TASK »
Tell me how many lines hold "klagandes", please, using only the number.

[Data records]
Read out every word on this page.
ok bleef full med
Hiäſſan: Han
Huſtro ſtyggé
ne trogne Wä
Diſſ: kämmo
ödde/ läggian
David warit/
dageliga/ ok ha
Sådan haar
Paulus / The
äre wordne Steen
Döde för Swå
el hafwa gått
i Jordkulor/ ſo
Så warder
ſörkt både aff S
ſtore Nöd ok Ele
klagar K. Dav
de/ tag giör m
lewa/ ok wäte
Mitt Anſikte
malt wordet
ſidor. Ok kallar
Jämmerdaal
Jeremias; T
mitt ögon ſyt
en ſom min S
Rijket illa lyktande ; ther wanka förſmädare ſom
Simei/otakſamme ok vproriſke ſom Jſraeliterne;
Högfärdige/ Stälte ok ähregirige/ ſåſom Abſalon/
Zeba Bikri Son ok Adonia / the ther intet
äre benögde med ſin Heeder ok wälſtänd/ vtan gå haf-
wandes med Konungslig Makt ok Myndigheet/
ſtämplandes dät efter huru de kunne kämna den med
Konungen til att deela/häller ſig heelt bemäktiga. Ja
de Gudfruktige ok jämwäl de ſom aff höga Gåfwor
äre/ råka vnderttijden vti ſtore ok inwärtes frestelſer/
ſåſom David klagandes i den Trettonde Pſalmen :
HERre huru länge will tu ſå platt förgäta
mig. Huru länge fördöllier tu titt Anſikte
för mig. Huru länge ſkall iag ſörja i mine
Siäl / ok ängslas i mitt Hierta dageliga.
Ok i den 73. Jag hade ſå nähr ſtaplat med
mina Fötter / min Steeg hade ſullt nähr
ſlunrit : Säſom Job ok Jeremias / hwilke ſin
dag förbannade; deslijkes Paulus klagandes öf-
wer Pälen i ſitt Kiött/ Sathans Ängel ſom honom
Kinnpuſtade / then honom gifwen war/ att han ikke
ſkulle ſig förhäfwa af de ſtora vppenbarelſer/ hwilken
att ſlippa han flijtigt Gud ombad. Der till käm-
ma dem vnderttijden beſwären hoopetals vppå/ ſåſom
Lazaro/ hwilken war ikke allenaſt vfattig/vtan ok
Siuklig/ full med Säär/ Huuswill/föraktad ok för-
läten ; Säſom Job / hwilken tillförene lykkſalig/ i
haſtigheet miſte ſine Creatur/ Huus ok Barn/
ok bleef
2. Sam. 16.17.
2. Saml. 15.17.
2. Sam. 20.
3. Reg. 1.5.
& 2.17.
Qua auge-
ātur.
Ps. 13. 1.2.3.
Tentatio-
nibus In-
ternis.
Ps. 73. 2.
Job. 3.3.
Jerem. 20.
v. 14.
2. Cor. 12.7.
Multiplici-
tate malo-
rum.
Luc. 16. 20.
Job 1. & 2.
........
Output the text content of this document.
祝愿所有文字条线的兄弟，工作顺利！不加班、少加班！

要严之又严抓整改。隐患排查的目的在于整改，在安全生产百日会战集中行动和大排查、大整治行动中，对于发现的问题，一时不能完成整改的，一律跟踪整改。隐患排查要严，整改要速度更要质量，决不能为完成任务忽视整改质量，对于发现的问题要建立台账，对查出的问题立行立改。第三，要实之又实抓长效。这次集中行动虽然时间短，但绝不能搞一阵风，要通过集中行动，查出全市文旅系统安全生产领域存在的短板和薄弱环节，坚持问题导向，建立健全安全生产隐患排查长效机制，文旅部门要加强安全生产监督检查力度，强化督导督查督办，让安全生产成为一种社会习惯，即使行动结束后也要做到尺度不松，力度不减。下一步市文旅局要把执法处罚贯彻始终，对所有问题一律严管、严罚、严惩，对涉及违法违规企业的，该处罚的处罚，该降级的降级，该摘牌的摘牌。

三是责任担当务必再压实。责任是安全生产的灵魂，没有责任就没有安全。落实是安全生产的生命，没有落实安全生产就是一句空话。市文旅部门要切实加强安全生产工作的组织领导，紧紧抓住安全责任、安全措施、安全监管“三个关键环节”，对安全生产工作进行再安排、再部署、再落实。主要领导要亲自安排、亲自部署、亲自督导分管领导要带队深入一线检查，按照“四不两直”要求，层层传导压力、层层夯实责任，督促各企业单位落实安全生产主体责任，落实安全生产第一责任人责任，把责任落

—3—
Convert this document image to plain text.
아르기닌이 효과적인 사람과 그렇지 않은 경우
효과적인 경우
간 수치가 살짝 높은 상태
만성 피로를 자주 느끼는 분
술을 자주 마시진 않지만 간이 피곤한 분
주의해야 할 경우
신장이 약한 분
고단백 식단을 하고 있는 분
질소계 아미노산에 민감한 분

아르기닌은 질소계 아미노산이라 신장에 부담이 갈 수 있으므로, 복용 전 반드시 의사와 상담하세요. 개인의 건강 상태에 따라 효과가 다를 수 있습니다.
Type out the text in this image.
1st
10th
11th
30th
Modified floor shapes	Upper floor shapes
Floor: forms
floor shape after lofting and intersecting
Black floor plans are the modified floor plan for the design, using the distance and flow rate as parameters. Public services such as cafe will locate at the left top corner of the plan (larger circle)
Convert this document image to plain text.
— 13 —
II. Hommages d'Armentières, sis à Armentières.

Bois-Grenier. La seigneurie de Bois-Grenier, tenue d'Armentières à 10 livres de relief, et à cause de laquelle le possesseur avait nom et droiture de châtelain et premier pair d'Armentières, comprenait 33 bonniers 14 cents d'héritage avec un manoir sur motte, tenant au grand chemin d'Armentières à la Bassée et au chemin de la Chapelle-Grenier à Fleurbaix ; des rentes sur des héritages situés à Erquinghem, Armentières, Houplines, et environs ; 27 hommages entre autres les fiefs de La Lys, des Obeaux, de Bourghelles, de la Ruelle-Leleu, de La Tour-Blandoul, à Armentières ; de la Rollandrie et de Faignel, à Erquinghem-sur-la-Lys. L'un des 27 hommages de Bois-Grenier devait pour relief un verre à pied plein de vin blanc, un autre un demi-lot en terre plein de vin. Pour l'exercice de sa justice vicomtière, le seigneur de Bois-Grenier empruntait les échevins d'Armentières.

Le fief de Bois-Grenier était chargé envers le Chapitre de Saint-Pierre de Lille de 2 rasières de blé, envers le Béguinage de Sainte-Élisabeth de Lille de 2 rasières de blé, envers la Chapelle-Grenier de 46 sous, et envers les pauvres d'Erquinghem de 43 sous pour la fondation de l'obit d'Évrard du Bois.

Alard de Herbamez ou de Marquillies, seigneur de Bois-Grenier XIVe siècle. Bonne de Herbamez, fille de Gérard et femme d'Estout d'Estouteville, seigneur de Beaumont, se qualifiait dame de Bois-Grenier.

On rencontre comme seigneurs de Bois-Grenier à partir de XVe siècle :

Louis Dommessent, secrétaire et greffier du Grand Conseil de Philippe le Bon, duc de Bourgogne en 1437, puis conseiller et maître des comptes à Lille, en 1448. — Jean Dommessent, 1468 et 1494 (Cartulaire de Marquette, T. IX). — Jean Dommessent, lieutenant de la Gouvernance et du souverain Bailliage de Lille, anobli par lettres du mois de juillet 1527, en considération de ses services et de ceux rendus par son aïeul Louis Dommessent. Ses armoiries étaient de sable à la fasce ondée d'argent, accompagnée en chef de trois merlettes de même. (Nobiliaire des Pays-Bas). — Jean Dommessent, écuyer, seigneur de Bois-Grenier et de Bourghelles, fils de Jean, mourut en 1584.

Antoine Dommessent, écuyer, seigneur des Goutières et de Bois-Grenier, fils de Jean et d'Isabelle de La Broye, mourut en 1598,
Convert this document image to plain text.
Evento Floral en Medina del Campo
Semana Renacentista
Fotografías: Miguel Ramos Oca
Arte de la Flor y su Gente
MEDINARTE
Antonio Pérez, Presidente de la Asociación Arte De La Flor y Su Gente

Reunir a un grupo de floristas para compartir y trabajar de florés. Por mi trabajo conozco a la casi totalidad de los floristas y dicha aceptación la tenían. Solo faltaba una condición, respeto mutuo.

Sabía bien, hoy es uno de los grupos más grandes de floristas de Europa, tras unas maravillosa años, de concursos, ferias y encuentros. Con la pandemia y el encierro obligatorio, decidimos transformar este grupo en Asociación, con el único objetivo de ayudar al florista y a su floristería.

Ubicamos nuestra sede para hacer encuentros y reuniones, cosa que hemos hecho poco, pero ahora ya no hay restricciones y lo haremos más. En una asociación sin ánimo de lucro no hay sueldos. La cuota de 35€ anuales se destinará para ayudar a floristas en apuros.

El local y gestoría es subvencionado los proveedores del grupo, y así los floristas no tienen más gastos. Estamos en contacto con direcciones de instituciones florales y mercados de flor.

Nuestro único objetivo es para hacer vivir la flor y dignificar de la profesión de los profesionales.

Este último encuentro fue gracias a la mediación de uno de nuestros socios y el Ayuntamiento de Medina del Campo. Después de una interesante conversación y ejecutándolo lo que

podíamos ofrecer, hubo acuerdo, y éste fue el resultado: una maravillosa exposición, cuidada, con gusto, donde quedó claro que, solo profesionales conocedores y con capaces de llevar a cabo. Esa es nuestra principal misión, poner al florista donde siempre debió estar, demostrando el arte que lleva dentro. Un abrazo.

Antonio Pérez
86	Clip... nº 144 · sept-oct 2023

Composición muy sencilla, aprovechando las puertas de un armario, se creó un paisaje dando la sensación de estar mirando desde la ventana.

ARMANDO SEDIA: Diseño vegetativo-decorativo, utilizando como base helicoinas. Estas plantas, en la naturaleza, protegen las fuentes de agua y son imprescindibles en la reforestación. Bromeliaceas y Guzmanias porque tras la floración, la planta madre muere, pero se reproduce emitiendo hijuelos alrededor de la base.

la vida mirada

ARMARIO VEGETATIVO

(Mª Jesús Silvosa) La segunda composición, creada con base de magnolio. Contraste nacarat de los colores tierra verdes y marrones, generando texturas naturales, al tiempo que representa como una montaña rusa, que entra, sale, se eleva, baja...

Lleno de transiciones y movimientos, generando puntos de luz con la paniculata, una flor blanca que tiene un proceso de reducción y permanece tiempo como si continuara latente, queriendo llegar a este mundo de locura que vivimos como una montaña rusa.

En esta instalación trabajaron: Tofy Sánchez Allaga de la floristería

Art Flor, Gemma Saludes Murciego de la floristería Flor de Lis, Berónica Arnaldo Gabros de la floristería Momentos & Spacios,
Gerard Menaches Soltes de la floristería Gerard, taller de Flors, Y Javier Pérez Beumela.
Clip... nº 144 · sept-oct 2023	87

EXERCISE ANSWER »
2